* _AUFGABE_:
Überführe alle Einträge in eine Markdown-Tabelle mit den Spalten „Nr“ für die fortlaufende Zeilennummer und „Inhalt“ für die jeweilige Zeile. Leerzeilen lässt du dabei weg.

* _EINTRÄGE_:
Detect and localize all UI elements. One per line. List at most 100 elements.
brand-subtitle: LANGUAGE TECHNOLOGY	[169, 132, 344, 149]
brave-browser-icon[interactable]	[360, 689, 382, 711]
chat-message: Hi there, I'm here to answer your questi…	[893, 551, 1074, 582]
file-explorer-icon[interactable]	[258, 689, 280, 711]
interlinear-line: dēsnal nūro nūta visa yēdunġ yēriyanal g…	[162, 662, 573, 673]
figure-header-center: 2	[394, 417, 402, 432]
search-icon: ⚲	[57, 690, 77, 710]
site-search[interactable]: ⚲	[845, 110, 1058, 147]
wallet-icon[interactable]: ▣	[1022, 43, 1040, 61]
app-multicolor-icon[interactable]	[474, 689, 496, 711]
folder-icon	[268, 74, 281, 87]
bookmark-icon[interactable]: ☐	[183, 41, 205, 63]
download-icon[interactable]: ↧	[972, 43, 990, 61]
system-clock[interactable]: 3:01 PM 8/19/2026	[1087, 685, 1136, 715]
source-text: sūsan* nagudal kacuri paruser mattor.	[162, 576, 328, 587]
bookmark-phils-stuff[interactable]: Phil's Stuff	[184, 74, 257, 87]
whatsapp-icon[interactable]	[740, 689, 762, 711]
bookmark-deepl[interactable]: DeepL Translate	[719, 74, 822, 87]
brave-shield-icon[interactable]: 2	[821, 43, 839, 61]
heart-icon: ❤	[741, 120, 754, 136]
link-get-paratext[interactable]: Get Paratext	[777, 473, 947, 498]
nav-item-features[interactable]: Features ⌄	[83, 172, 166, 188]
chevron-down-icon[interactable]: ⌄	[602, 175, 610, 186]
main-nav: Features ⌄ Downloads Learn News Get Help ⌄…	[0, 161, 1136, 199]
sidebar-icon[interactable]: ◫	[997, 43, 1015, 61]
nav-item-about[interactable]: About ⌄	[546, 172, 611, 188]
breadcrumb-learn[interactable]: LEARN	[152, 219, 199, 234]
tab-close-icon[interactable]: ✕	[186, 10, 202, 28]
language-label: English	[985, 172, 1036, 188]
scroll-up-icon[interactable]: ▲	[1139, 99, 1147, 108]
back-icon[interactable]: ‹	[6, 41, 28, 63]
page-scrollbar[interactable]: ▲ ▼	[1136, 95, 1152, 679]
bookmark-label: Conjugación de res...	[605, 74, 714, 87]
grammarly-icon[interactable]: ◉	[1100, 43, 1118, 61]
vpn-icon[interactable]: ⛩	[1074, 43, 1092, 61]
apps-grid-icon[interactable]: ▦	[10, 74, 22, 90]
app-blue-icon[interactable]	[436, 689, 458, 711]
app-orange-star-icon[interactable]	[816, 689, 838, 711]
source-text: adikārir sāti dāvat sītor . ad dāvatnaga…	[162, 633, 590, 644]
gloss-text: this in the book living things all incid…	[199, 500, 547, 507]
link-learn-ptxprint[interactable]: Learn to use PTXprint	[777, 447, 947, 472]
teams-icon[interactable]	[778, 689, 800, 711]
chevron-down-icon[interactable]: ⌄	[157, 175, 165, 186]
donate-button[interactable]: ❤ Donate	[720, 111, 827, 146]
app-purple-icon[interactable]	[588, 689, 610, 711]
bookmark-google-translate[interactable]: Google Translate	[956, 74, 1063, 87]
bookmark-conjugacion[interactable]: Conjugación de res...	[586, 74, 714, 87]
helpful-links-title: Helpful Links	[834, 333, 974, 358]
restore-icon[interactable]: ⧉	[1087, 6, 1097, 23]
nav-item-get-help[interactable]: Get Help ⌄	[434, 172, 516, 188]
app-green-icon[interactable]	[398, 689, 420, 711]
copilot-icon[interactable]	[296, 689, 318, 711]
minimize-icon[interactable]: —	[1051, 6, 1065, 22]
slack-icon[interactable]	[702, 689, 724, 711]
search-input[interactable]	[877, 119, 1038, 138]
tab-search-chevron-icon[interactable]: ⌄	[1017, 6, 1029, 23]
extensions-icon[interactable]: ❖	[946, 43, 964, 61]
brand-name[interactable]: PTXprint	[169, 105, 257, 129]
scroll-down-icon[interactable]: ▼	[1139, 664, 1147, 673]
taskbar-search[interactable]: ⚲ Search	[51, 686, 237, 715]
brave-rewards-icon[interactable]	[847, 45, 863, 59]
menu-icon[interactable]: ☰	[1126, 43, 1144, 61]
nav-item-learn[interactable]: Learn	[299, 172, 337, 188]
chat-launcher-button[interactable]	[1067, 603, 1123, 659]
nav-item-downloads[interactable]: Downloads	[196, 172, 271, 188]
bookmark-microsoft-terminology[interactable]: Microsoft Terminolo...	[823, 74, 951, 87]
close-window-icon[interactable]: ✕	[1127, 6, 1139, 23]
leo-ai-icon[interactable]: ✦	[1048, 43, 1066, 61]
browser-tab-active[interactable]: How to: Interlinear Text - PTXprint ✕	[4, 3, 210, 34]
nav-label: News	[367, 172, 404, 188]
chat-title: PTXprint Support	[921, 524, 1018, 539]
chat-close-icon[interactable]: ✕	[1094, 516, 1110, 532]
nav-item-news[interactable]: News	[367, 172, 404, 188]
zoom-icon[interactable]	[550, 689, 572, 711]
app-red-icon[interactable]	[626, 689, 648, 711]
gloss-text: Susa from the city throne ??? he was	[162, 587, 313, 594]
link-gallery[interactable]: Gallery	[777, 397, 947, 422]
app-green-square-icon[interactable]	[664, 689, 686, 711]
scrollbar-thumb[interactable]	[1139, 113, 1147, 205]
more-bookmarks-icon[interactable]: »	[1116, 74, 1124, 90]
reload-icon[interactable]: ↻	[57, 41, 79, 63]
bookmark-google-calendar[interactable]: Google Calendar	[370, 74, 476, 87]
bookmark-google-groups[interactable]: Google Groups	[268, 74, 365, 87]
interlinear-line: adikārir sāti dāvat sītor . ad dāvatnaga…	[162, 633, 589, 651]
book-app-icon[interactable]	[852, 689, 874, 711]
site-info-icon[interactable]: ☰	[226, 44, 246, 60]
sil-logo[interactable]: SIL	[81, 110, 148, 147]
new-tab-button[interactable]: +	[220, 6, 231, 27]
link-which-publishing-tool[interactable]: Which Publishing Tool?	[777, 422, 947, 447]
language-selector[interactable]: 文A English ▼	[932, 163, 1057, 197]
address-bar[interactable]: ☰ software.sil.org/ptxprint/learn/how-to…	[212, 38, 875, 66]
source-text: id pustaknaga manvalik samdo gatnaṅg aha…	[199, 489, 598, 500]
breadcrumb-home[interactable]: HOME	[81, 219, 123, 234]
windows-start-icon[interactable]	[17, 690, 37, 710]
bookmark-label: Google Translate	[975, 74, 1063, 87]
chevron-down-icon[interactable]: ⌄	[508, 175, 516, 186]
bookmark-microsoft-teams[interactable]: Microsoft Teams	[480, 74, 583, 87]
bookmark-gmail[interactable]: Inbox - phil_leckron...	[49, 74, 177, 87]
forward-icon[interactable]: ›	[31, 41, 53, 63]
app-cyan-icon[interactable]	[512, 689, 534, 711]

* _ANTWORT_:
| Nr | Inhalt |
|---|---|
| 1 | Detect and localize all UI elements. One per line. List at most 100 elements. |
| 2 | brand-subtitle: LANGUAGE TECHNOLOGY	[169, 132, 344, 149] |
| 3 | brave-browser-icon[interactable]	[360, 689, 382, 711] |
| 4 | chat-message: Hi there, I'm here to answer your questi…	[893, 551, 1074, 582] |
| 5 | file-explorer-icon[interactable]	[258, 689, 280, 711] |
| 6 | interlinear-line: dēsnal nūro nūta visa yēdunġ yēriyanal g…	[162, 662, 573, 673] |
| 7 | figure-header-center: 2	[394, 417, 402, 432] |
| 8 | search-icon: ⚲	[57, 690, 77, 710] |
| 9 | site-search[interactable]: ⚲	[845, 110, 1058, 147] |
| 10 | wallet-icon[interactable]: ▣	[1022, 43, 1040, 61] |
| 11 | app-multicolor-icon[interactable]	[474, 689, 496, 711] |
| 12 | folder-icon	[268, 74, 281, 87] |
| 13 | bookmark-icon[interactable]: ☐	[183, 41, 205, 63] |
| 14 | download-icon[interactable]: ↧	[972, 43, 990, 61] |
| 15 | system-clock[interactable]: 3:01 PM 8/19/2026	[1087, 685, 1136, 715] |
| 16 | source-text: sūsan* nagudal kacuri paruser mattor.	[162, 576, 328, 587] |
| 17 | bookmark-phils-stuff[interactable]: Phil's Stuff	[184, 74, 257, 87] |
| 18 | whatsapp-icon[interactable]	[740, 689, 762, 711] |
| 19 | bookmark-deepl[interactable]: DeepL Translate	[719, 74, 822, 87] |
| 20 | brave-shield-icon[interactable]: 2	[821, 43, 839, 61] |
| 21 | heart-icon: ❤	[741, 120, 754, 136] |
| 22 | link-get-paratext[interactable]: Get Paratext	[777, 473, 947, 498] |
| 23 | nav-item-features[interactable]: Features ⌄	[83, 172, 166, 188] |
| 24 | chevron-down-icon[interactable]: ⌄	[602, 175, 610, 186] |
| 25 | main-nav: Features ⌄ Downloads Learn News Get Help ⌄…	[0, 161, 1136, 199] |
| 26 | sidebar-icon[interactable]: ◫	[997, 43, 1015, 61] |
| 27 | nav-item-about[interactable]: About ⌄	[546, 172, 611, 188] |
| 28 | breadcrumb-learn[interactable]: LEARN	[152, 219, 199, 234] |
| 29 | tab-close-icon[interactable]: ✕	[186, 10, 202, 28] |
| 30 | language-label: English	[985, 172, 1036, 188] |
| 31 | scroll-up-icon[interactable]: ▲	[1139, 99, 1147, 108] |
| 32 | back-icon[interactable]: ‹	[6, 41, 28, 63] |
| 33 | page-scrollbar[interactable]: ▲ ▼	[1136, 95, 1152, 679] |
| 34 | bookmark-label: Conjugación de res...	[605, 74, 714, 87] |
| 35 | grammarly-icon[interactable]: ◉	[1100, 43, 1118, 61] |
| 36 | vpn-icon[interactable]: ⛩	[1074, 43, 1092, 61] |
| 37 | apps-grid-icon[interactable]: ▦	[10, 74, 22, 90] |
| 38 | app-blue-icon[interactable]	[436, 689, 458, 711] |
| 39 | app-orange-star-icon[interactable]	[816, 689, 838, 711] |
| 40 | source-text: adikārir sāti dāvat sītor . ad dāvatnaga…	[162, 633, 590, 644] |
| 41 | gloss-text: this in the book living things all incid…	[199, 500, 547, 507] |
| 42 | link-learn-ptxprint[interactable]: Learn to use PTXprint	[777, 447, 947, 472] |
| 43 | teams-icon[interactable]	[778, 689, 800, 711] |
| 44 | chevron-down-icon[interactable]: ⌄	[157, 175, 165, 186] |
| 45 | donate-button[interactable]: ❤ Donate	[720, 111, 827, 146] |
| 46 | app-purple-icon[interactable]	[588, 689, 610, 711] |
| 47 | bookmark-google-translate[interactable]: Google Translate	[956, 74, 1063, 87] |
| 48 | bookmark-conjugacion[interactable]: Conjugación de res...	[586, 74, 714, 87] |
| 49 | helpful-links-title: Helpful Links	[834, 333, 974, 358] |
| 50 | restore-icon[interactable]: ⧉	[1087, 6, 1097, 23] |
| 51 | nav-item-get-help[interactable]: Get Help ⌄	[434, 172, 516, 188] |
| 52 | app-green-icon[interactable]	[398, 689, 420, 711] |
| 53 | copilot-icon[interactable]	[296, 689, 318, 711] |
| 54 | minimize-icon[interactable]: —	[1051, 6, 1065, 22] |
| 55 | slack-icon[interactable]	[702, 689, 724, 711] |
| 56 | search-input[interactable]	[877, 119, 1038, 138] |
| 57 | tab-search-chevron-icon[interactable]: ⌄	[1017, 6, 1029, 23] |
| 58 | extensions-icon[interactable]: ❖	[946, 43, 964, 61] |
| 59 | brand-name[interactable]: PTXprint	[169, 105, 257, 129] |
| 60 | scroll-down-icon[interactable]: ▼	[1139, 664, 1147, 673] |
| 61 | taskbar-search[interactable]: ⚲ Search	[51, 686, 237, 715] |
| 62 | brave-rewards-icon[interactable]	[847, 45, 863, 59] |
| 63 | menu-icon[interactable]: ☰	[1126, 43, 1144, 61] |
| 64 | nav-item-learn[interactable]: Learn	[299, 172, 337, 188] |
| 65 | chat-launcher-button[interactable]	[1067, 603, 1123, 659] |
| 66 | nav-item-downloads[interactable]: Downloads	[196, 172, 271, 188] |
| 67 | bookmark-microsoft-terminology[interactable]: Microsoft Terminolo...	[823, 74, 951, 87] |
| 68 | close-window-icon[interactable]: ✕	[1127, 6, 1139, 23] |
| 69 | leo-ai-icon[interactable]: ✦	[1048, 43, 1066, 61] |
| 70 | browser-tab-active[interactable]: How to: Interlinear Text - PTXprint ✕	[4, 3, 210, 34] |
| 71 | nav-label: News	[367, 172, 404, 188] |
| 72 | chat-title: PTXprint Support	[921, 524, 1018, 539] |
| 73 | chat-close-icon[interactable]: ✕	[1094, 516, 1110, 532] |
| 74 | nav-item-news[interactable]: News	[367, 172, 404, 188] |
| 75 | zoom-icon[interactable]	[550, 689, 572, 711] |
| 76 | app-red-icon[interactable]	[626, 689, 648, 711] |
| 77 | gloss-text: Susa from the city throne ??? he was	[162, 587, 313, 594] |
| 78 | link-gallery[interactable]: Gallery	[777, 397, 947, 422] |
| 79 | app-green-square-icon[interactable]	[664, 689, 686, 711] |
| 80 | scrollbar-thumb[interactable]	[1139, 113, 1147, 205] |
| 81 | more-bookmarks-icon[interactable]: »	[1116, 74, 1124, 90] |
| 82 | reload-icon[interactable]: ↻	[57, 41, 79, 63] |
| 83 | bookmark-google-calendar[interactable]: Google Calendar	[370, 74, 476, 87] |
| 84 | bookmark-google-groups[interactable]: Google Groups	[268, 74, 365, 87] |
| 85 | interlinear-line: adikārir sāti dāvat sītor . ad dāvatnaga…	[162, 633, 589, 651] |
| 86 | book-app-icon[interactable]	[852, 689, 874, 711] |
| 87 | site-info-icon[interactable]: ☰	[226, 44, 246, 60] |
| 88 | sil-logo[interactable]: SIL	[81, 110, 148, 147] |
| 89 | new-tab-button[interactable]: +	[220, 6, 231, 27] |
| 90 | link-which-publishing-tool[interactable]: Which Publishing Tool?	[777, 422, 947, 447] |
| 91 | language-selector[interactable]: 文A English ▼	[932, 163, 1057, 197] |
| 92 | address-bar[interactable]: ☰ software.sil.org/ptxprint/learn/how-to…	[212, 38, 875, 66] |
| 93 | source-text: id pustaknaga manvalik samdo gatnaṅg aha…	[199, 489, 598, 500] |
| 94 | breadcrumb-home[interactable]: HOME	[81, 219, 123, 234] |
| 95 | windows-start-icon[interactable]	[17, 690, 37, 710] |
| 96 | bookmark-label: Google Translate	[975, 74, 1063, 87] |
| 97 | chevron-down-icon[interactable]: ⌄	[508, 175, 516, 186] |
| 98 | bookmark-microsoft-teams[interactable]: Microsoft Teams	[480, 74, 583, 87] |
| 99 | bookmark-gmail[interactable]: Inbox - phil_leckron...	[49, 74, 177, 87] |
| 100 | forward-icon[interactable]: ›	[31, 41, 53, 63] |
| 101 | app-cyan-icon[interactable]	[512, 689, 534, 711] |